Problem description
Look below for the line with "Decode this image", and from there restate every line word for word until the entries end.

Stored data entries:
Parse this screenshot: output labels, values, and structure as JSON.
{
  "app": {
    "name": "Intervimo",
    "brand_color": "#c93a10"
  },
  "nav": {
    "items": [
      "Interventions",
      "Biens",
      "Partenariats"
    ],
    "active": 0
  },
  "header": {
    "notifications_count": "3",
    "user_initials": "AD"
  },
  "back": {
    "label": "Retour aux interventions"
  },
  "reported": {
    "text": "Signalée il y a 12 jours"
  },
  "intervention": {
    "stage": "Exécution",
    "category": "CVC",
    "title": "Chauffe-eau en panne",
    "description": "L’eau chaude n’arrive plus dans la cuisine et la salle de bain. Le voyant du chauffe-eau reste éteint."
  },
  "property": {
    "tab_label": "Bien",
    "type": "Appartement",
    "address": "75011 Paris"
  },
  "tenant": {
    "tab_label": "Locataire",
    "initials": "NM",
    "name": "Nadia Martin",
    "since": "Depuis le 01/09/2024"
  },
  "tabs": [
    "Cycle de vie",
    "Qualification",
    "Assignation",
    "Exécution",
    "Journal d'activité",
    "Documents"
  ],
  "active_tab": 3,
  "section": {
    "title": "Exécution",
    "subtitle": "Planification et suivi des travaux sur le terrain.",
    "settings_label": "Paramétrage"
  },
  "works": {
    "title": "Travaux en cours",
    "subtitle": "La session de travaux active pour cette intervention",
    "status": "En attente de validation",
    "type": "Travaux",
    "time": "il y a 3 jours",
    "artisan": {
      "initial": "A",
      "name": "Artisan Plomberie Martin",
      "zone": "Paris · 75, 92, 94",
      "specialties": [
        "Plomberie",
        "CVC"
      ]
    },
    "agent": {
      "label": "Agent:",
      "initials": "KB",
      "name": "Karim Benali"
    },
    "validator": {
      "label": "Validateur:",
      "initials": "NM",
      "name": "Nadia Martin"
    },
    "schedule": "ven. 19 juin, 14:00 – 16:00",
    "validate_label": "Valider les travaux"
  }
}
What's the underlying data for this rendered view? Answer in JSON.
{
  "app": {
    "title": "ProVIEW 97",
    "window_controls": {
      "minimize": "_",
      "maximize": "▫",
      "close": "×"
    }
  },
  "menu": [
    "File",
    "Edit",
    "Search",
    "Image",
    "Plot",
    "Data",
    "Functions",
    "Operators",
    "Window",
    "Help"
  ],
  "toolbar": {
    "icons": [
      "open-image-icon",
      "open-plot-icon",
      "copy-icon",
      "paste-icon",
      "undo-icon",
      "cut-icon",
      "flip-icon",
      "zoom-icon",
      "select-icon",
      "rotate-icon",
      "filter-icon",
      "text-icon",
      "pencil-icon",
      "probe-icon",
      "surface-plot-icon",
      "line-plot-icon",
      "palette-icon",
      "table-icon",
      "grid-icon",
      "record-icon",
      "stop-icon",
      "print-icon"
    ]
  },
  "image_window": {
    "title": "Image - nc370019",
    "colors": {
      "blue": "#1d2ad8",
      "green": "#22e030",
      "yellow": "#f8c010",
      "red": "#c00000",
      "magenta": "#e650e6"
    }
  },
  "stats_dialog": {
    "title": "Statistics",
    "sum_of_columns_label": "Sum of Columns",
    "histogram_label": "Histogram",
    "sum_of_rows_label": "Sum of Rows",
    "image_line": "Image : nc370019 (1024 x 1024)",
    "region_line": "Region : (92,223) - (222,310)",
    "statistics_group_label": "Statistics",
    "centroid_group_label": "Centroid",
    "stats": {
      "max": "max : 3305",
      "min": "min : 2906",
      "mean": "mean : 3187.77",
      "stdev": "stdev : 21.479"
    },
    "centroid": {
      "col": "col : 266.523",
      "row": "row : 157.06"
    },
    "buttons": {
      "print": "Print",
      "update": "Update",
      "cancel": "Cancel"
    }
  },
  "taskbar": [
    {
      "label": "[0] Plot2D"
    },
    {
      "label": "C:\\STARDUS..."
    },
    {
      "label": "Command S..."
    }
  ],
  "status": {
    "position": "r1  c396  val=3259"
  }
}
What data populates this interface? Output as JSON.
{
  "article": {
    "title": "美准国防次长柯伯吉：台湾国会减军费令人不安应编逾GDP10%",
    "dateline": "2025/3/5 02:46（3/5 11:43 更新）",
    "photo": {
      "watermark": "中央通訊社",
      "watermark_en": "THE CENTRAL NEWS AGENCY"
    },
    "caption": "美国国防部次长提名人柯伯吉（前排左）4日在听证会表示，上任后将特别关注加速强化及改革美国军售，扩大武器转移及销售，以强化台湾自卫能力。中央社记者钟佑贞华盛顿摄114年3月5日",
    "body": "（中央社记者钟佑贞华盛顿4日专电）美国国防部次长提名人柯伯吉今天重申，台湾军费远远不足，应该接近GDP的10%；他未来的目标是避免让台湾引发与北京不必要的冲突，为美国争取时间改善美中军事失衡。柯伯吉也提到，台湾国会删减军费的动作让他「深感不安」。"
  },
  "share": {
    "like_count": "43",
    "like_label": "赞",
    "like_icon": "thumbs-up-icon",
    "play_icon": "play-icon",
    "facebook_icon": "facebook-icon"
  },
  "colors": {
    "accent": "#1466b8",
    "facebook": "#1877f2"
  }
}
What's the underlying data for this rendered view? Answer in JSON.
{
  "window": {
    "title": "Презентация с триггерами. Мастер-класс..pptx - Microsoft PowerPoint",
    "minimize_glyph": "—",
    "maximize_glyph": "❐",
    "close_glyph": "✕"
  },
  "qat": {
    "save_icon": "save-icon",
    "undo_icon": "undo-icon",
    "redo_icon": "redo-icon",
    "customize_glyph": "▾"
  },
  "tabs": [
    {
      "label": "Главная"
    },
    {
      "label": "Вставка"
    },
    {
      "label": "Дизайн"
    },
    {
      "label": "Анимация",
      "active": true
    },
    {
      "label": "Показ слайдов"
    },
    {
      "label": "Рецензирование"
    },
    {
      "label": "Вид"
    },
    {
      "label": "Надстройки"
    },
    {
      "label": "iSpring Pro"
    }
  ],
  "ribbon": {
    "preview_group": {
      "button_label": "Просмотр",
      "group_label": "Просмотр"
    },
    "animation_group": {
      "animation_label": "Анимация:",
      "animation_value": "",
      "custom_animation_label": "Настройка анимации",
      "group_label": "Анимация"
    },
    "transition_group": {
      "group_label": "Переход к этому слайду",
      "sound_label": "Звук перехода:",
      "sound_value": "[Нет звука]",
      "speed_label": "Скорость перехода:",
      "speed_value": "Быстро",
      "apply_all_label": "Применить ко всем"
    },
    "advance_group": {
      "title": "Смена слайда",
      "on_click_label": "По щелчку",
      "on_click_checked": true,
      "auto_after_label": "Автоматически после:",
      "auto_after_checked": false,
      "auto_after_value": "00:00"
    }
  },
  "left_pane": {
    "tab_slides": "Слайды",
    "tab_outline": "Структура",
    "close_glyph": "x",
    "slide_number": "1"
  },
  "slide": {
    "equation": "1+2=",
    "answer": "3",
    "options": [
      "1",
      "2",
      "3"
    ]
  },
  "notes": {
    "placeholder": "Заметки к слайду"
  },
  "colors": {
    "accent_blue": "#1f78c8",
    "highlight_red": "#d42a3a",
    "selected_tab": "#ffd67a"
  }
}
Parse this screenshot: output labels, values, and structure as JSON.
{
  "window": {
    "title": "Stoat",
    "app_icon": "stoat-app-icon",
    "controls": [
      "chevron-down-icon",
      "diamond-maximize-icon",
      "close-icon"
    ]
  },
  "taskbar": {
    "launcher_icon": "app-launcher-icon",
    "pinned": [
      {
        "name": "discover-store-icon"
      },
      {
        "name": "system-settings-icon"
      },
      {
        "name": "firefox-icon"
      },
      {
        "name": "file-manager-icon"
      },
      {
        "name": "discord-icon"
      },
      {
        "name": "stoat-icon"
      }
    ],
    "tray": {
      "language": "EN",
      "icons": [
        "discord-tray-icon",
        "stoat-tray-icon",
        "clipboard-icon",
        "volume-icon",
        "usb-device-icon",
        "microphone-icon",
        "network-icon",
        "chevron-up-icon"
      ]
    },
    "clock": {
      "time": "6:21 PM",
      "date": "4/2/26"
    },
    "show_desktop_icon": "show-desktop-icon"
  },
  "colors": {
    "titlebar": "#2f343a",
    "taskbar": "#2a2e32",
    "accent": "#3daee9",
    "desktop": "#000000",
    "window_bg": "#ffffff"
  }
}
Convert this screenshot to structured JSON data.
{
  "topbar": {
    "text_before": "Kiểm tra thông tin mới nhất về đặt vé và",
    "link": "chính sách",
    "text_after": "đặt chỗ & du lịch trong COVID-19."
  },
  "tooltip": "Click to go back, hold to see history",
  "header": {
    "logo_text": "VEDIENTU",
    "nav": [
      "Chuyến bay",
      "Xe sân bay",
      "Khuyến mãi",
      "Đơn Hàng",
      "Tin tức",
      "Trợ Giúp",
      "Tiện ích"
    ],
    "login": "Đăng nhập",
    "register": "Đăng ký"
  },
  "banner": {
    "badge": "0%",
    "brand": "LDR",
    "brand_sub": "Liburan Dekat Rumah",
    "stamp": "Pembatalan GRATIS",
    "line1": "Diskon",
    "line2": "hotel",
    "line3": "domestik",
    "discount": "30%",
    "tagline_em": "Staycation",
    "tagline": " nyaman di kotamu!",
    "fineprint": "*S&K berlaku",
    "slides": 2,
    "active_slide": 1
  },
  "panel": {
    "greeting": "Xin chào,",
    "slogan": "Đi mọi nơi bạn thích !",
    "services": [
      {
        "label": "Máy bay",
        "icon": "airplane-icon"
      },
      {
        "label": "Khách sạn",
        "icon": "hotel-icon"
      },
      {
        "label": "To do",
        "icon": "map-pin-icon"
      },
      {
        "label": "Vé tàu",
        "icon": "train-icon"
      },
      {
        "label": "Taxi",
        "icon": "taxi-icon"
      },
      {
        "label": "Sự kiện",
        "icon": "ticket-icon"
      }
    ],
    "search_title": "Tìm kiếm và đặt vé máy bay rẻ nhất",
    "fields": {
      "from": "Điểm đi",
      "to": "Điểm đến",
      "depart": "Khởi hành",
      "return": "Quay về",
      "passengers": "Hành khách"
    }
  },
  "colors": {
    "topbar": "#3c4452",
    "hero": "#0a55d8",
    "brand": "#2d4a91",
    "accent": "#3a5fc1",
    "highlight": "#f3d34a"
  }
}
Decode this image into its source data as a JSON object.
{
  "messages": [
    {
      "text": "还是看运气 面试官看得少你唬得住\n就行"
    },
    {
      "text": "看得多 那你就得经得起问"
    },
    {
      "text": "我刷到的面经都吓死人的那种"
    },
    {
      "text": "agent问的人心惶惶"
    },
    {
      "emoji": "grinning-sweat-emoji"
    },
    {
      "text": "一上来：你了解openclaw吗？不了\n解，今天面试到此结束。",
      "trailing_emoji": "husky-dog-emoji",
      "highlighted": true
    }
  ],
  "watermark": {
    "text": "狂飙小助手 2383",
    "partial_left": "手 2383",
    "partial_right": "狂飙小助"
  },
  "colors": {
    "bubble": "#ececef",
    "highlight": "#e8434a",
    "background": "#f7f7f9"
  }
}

Correct result
Decode this image into its source data as a JSON object.
{
  "messages": [
    {
      "text": "还是看运气 面试官看得少你唬得住\n就行"
    },
    {
      "text": "看得多 那你就得经得起问"
    },
    {
      "text": "我刷到的面经都吓死人的那种"
    },
    {
      "text": "agent问的人心惶惶"
    },
    {
      "emoji": "grinning-sweat-emoji"
    },
    {
      "text": "一上来：你了解openclaw吗？不了\n解，今天面试到此结束。",
      "trailing_emoji": "husky-dog-emoji",
      "highlighted": true
    }
  ],
  "watermark": {
    "text": "狂飙小助手 2383",
    "partial_left": "手 2383",
    "partial_right": "狂飙小助"
  },
  "colors": {
    "bubble": "#ececef",
    "highlight": "#e8434a",
    "background": "#f7f7f9"
  }
}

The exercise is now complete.